══ ITEMS ══

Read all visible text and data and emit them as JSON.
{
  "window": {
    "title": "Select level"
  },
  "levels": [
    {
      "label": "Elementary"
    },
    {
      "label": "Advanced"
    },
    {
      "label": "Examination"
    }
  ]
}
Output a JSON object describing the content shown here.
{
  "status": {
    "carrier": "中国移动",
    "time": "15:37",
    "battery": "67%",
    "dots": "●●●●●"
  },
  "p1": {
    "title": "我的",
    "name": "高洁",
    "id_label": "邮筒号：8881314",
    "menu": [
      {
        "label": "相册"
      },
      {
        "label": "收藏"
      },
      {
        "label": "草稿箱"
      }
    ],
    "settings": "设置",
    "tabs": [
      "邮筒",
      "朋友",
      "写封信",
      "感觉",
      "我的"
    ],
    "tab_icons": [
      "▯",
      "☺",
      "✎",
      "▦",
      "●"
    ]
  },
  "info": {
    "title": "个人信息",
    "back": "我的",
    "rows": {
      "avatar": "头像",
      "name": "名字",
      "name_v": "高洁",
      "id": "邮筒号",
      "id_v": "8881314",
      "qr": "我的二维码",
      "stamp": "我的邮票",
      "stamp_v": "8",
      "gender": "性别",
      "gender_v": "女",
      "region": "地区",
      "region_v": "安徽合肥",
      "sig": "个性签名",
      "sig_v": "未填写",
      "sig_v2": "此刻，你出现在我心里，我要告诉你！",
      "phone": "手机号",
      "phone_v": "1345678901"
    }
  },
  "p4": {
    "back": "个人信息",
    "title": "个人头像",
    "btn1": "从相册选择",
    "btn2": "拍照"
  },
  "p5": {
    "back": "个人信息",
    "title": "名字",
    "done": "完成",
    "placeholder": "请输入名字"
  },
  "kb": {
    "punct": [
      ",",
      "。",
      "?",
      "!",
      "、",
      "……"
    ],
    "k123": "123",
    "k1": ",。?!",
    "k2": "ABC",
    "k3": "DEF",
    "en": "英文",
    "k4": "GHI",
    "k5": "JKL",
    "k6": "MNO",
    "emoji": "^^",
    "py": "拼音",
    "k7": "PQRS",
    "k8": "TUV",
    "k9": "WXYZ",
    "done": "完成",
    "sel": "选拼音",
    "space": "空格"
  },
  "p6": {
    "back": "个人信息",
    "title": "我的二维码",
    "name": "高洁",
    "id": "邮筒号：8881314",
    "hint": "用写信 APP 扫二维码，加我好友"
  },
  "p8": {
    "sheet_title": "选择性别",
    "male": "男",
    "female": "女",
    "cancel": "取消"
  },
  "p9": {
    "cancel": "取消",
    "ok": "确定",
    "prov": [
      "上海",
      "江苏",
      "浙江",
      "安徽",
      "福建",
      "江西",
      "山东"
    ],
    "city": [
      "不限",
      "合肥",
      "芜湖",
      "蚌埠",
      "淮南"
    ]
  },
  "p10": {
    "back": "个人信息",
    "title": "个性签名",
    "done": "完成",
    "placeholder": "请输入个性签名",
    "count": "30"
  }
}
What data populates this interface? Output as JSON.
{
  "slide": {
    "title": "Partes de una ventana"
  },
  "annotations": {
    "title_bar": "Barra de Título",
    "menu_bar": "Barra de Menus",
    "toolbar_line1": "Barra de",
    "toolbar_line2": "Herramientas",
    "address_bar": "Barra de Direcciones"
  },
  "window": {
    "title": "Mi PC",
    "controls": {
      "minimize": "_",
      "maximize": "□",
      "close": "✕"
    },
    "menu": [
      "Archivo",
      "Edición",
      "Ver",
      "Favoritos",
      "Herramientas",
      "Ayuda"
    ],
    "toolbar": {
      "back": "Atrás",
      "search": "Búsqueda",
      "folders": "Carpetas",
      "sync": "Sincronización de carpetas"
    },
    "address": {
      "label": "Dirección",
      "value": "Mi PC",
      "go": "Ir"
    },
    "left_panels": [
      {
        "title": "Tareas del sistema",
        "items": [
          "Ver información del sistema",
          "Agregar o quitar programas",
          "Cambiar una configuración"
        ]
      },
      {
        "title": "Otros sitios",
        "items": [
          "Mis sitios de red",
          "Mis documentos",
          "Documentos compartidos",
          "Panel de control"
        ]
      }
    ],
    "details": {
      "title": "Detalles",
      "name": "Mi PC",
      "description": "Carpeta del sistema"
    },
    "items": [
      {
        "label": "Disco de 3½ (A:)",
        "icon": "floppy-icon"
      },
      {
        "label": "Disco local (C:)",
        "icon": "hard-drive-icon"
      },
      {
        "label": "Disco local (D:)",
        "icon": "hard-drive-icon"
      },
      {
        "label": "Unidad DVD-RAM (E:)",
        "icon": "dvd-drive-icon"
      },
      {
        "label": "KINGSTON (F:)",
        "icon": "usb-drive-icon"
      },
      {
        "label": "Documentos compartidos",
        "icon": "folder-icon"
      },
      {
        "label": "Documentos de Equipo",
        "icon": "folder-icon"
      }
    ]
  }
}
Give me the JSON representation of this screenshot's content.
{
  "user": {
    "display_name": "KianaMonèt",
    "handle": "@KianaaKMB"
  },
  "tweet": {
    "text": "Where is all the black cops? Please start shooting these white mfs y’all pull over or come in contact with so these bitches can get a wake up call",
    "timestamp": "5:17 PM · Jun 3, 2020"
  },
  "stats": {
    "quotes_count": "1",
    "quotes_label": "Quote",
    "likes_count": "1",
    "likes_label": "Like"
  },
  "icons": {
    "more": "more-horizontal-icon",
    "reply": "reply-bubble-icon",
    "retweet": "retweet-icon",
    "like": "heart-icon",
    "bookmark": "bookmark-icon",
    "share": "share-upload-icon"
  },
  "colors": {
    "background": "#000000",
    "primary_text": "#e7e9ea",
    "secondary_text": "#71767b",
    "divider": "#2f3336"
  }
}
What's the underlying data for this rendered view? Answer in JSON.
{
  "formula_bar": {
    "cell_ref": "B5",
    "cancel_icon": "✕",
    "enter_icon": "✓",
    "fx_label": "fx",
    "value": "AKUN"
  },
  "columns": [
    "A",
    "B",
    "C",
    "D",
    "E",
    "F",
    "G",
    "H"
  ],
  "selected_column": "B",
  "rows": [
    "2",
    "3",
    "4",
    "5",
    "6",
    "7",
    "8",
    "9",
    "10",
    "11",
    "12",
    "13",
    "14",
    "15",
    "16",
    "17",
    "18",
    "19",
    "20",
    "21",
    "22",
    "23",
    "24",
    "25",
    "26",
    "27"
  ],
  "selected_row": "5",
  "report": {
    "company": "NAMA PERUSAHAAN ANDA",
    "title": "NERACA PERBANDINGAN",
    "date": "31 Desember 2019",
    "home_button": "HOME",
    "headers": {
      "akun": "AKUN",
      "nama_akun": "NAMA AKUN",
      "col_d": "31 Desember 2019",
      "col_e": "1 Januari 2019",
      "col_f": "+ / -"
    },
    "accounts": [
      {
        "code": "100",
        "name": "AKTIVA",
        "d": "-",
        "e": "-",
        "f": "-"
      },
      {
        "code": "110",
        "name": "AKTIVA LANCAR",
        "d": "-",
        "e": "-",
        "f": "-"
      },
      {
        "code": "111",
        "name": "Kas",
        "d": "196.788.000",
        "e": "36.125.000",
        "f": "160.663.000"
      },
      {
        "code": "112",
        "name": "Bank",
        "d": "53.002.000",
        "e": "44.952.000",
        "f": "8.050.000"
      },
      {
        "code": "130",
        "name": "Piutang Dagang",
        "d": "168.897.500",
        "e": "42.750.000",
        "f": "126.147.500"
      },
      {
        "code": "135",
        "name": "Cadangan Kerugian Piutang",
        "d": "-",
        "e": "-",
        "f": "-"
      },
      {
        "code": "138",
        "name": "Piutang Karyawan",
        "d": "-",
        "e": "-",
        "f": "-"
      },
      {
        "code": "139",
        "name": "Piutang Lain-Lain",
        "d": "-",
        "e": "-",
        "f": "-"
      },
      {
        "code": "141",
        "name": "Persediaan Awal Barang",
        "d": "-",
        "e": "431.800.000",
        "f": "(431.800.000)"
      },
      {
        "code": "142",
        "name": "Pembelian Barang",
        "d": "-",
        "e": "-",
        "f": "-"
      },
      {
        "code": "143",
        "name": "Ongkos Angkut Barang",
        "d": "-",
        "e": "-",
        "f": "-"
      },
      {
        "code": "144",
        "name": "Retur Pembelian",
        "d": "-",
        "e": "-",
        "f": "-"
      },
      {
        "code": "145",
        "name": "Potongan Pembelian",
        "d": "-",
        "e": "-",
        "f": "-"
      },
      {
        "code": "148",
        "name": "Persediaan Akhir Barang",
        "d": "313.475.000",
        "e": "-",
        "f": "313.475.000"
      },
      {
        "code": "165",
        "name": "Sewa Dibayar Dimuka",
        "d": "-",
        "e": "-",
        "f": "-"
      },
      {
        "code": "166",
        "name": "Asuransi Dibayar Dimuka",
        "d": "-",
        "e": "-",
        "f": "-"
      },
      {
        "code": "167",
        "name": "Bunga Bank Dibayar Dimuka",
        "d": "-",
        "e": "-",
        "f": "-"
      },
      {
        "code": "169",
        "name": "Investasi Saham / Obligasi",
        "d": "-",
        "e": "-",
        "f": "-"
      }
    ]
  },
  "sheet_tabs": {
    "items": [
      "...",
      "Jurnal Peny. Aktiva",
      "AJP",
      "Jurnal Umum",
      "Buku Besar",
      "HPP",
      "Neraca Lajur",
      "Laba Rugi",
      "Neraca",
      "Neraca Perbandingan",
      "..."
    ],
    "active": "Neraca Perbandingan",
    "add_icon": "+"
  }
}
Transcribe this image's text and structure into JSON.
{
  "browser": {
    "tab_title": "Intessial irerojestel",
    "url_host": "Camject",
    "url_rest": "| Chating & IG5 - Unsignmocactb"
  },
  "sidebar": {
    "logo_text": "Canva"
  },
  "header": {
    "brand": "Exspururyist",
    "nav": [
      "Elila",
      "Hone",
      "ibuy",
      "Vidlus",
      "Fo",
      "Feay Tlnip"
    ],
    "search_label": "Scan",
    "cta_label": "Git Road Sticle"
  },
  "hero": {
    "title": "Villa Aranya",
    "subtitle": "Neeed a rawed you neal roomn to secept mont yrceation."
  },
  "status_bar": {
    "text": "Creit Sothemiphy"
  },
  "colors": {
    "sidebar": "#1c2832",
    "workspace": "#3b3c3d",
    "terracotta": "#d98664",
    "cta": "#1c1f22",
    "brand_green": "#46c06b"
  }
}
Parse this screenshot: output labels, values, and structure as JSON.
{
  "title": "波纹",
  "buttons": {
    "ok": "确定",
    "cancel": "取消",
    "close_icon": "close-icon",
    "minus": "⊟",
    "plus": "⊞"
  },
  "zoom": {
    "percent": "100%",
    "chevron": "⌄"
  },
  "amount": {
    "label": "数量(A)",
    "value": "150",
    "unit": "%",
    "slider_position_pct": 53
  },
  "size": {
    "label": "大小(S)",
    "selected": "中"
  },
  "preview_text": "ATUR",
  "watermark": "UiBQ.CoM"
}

═══

From the records above, pull out each line that has "What".

What data populates this interface? Output as JSON.
What's the underlying data for this rendered view? Answer in JSON.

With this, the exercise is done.